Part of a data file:
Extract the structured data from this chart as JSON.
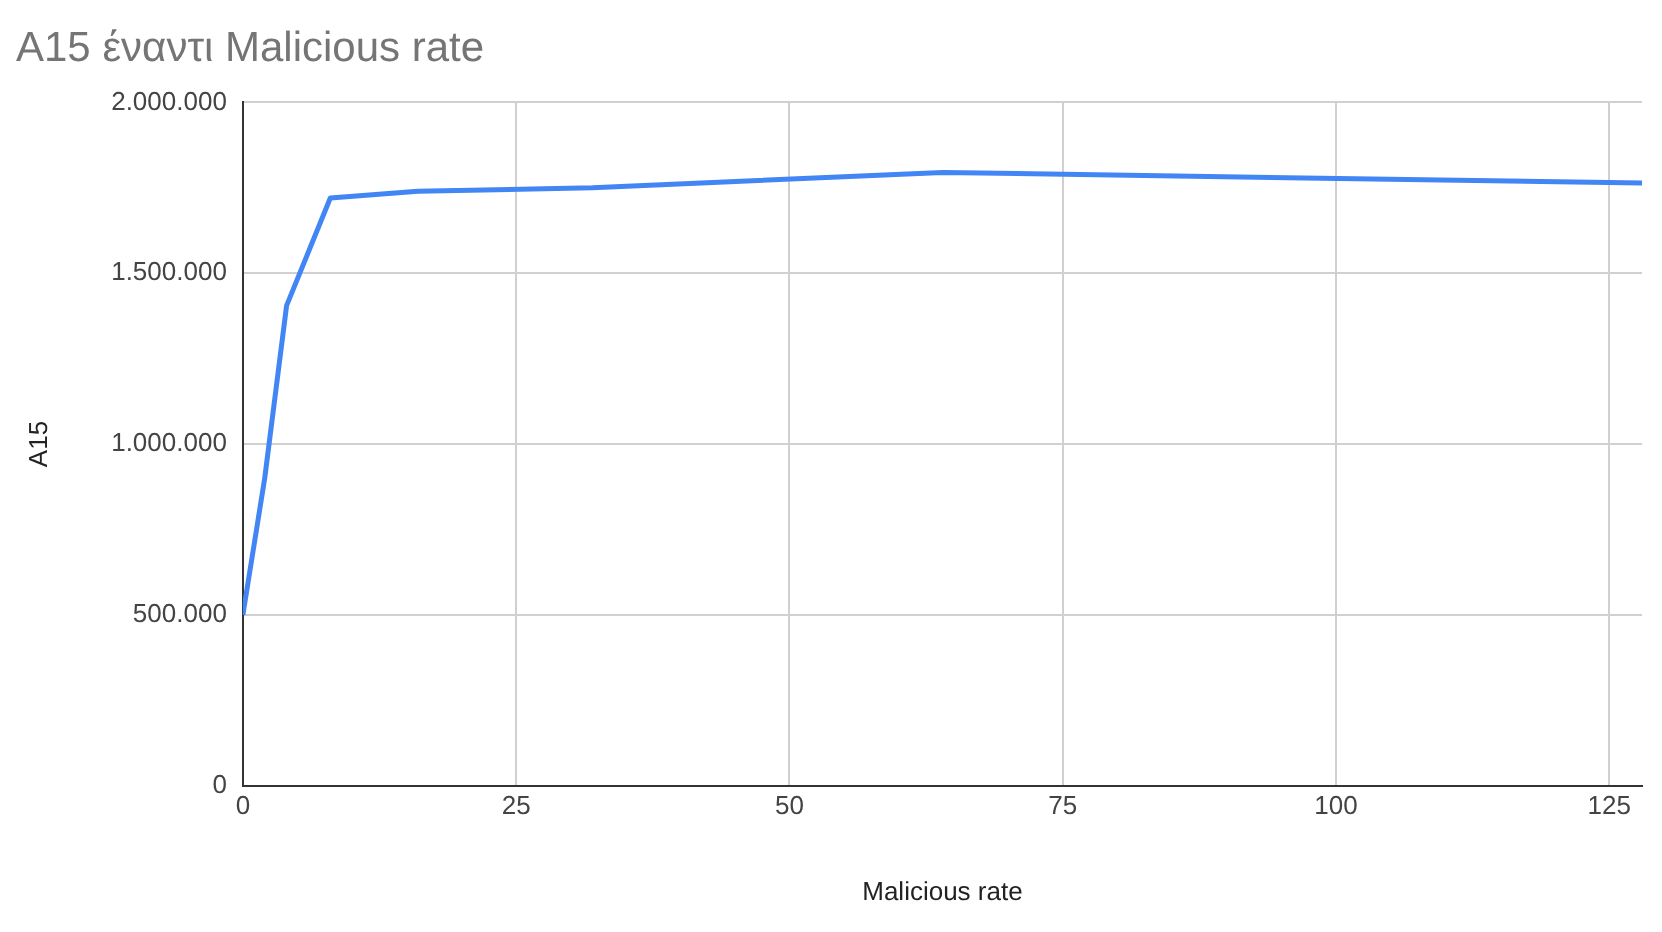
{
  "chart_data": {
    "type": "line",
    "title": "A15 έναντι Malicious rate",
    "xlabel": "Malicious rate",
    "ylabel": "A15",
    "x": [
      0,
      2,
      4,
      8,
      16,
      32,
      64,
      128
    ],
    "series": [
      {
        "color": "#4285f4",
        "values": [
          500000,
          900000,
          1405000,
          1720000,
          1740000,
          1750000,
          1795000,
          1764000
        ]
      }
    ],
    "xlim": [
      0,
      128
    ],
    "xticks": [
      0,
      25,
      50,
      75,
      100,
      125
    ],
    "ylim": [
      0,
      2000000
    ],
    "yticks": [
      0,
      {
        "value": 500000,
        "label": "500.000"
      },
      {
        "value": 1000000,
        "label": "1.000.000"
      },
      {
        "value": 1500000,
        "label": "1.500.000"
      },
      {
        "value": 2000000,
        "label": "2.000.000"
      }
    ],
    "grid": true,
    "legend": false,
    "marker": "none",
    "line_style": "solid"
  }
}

* * *

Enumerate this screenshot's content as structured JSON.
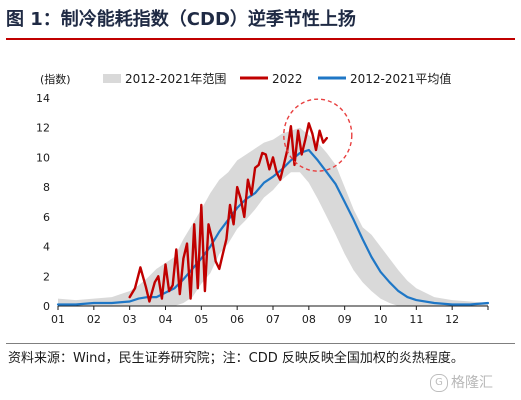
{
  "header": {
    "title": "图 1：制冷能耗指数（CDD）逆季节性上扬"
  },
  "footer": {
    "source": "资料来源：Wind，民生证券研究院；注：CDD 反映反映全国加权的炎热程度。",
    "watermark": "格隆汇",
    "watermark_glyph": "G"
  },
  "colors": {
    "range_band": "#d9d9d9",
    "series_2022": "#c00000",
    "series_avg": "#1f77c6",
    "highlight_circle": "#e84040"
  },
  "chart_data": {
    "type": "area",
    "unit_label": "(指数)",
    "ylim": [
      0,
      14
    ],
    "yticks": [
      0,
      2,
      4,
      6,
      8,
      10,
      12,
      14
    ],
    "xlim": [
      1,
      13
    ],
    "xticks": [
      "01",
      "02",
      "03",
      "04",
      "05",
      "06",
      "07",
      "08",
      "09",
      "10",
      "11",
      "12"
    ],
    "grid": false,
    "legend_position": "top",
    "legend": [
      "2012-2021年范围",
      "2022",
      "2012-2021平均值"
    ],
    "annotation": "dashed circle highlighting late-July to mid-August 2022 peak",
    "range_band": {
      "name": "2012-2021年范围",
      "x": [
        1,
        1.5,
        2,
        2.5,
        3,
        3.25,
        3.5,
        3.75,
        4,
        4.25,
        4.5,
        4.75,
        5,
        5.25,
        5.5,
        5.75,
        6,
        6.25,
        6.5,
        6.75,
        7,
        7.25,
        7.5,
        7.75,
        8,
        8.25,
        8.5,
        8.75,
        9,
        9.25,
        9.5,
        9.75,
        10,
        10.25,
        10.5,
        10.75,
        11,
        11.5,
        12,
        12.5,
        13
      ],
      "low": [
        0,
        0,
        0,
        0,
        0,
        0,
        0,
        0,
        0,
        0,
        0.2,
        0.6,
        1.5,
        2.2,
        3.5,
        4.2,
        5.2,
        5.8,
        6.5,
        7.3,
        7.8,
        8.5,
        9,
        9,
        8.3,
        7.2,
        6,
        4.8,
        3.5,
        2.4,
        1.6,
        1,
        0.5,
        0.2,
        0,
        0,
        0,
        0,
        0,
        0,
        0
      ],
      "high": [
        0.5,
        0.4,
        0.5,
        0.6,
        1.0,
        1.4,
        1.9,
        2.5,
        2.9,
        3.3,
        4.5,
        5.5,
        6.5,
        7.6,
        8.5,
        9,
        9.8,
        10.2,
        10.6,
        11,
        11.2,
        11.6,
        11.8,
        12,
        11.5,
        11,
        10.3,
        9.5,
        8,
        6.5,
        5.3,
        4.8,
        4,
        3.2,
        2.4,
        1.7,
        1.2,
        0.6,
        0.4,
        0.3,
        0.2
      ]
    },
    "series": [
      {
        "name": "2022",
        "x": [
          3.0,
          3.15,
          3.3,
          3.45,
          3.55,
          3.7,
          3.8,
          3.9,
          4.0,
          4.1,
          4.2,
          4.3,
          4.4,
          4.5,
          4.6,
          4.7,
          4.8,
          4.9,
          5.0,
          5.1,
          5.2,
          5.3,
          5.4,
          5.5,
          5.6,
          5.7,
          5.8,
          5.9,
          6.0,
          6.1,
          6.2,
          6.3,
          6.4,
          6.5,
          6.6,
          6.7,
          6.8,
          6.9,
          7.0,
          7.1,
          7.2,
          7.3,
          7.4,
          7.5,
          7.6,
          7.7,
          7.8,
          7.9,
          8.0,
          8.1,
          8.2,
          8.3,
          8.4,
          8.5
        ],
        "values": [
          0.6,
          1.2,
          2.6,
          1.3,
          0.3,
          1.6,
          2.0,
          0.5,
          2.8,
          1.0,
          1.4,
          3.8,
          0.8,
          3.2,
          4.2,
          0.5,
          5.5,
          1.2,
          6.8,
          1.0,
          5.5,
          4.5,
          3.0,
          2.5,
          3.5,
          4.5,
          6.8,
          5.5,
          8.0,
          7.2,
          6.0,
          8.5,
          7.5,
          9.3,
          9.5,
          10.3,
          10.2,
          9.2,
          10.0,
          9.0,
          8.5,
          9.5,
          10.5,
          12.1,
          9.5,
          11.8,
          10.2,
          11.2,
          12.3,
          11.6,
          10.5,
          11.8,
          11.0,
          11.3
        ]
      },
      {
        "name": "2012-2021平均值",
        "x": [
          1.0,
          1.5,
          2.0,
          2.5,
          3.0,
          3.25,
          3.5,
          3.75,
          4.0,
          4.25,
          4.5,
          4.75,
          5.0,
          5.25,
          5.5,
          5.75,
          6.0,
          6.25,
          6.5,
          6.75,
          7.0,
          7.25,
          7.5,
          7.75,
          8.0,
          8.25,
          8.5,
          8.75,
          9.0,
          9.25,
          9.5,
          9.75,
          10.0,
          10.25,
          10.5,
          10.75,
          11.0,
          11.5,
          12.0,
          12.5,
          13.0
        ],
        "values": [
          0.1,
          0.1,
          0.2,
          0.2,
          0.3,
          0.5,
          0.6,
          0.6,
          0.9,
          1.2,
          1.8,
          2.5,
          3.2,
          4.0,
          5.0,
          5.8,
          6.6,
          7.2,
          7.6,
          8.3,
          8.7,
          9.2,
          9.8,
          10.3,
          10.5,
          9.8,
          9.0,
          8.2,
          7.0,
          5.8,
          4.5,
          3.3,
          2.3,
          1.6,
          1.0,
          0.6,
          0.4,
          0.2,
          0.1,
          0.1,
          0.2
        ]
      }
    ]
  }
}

YOUR INSTRUCTIONS:
In the records above, locate the lines holding the word "name". Copy each of them.

EXERCISE OUTPUT:
      "name": "2012-2021年范围",
        "name": "2022",
        "name": "2012-2021平均值",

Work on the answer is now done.